Data extracted from a collection
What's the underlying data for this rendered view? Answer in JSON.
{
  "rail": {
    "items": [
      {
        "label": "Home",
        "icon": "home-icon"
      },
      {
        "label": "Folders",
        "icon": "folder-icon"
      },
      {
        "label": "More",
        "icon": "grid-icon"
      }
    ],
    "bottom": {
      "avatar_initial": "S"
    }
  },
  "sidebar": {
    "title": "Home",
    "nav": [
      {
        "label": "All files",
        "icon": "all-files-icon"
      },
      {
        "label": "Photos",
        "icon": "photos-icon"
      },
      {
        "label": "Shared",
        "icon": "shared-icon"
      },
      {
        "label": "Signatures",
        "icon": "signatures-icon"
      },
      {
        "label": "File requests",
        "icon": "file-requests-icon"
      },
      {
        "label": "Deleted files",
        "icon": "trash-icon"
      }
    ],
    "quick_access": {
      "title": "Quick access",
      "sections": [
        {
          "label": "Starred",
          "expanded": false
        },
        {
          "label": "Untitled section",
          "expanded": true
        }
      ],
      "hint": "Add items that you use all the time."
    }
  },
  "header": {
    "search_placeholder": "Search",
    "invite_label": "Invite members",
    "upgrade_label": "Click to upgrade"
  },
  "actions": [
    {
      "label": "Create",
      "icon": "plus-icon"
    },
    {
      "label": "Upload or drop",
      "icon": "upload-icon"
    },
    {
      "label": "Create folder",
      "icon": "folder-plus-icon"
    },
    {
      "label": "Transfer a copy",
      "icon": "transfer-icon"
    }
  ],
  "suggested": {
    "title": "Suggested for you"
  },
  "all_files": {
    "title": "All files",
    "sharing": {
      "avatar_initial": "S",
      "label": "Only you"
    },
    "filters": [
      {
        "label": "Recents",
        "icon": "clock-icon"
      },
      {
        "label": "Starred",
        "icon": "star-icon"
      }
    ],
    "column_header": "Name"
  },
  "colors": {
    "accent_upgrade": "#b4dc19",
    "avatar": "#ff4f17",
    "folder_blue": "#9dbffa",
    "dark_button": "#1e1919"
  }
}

* [THE PROBLEM]:
Produce a verbatim transcription of the entries above.

* [EXERCISE OUTPUT]:
What's the underlying data for this rendered view? Answer in JSON.
{
  "rail": {
    "items": [
      {
        "label": "Home",
        "icon": "home-icon"
      },
      {
        "label": "Folders",
        "icon": "folder-icon"
      },
      {
        "label": "More",
        "icon": "grid-icon"
      }
    ],
    "bottom": {
      "avatar_initial": "S"
    }
  },
  "sidebar": {
    "title": "Home",
    "nav": [
      {
        "label": "All files",
        "icon": "all-files-icon"
      },
      {
        "label": "Photos",
        "icon": "photos-icon"
      },
      {
        "label": "Shared",
        "icon": "shared-icon"
      },
      {
        "label": "Signatures",
        "icon": "signatures-icon"
      },
      {
        "label": "File requests",
        "icon": "file-requests-icon"
      },
      {
        "label": "Deleted files",
        "icon": "trash-icon"
      }
    ],
    "quick_access": {
      "title": "Quick access",
      "sections": [
        {
          "label": "Starred",
          "expanded": false
        },
        {
          "label": "Untitled section",
          "expanded": true
        }
      ],
      "hint": "Add items that you use all the time."
    }
  },
  "header": {
    "search_placeholder": "Search",
    "invite_label": "Invite members",
    "upgrade_label": "Click to upgrade"
  },
  "actions": [
    {
      "label": "Create",
      "icon": "plus-icon"
    },
    {
      "label": "Upload or drop",
      "icon": "upload-icon"
    },
    {
      "label": "Create folder",
      "icon": "folder-plus-icon"
    },
    {
      "label": "Transfer a copy",
      "icon": "transfer-icon"
    }
  ],
  "suggested": {
    "title": "Suggested for you"
  },
  "all_files": {
    "title": "All files",
    "sharing": {
      "avatar_initial": "S",
      "label": "Only you"
    },
    "filters": [
      {
        "label": "Recents",
        "icon": "clock-icon"
      },
      {
        "label": "Starred",
        "icon": "star-icon"
      }
    ],
    "column_header": "Name"
  },
  "colors": {
    "accent_upgrade": "#b4dc19",
    "avatar": "#ff4f17",
    "folder_blue": "#9dbffa",
    "dark_button": "#1e1919"
  }
}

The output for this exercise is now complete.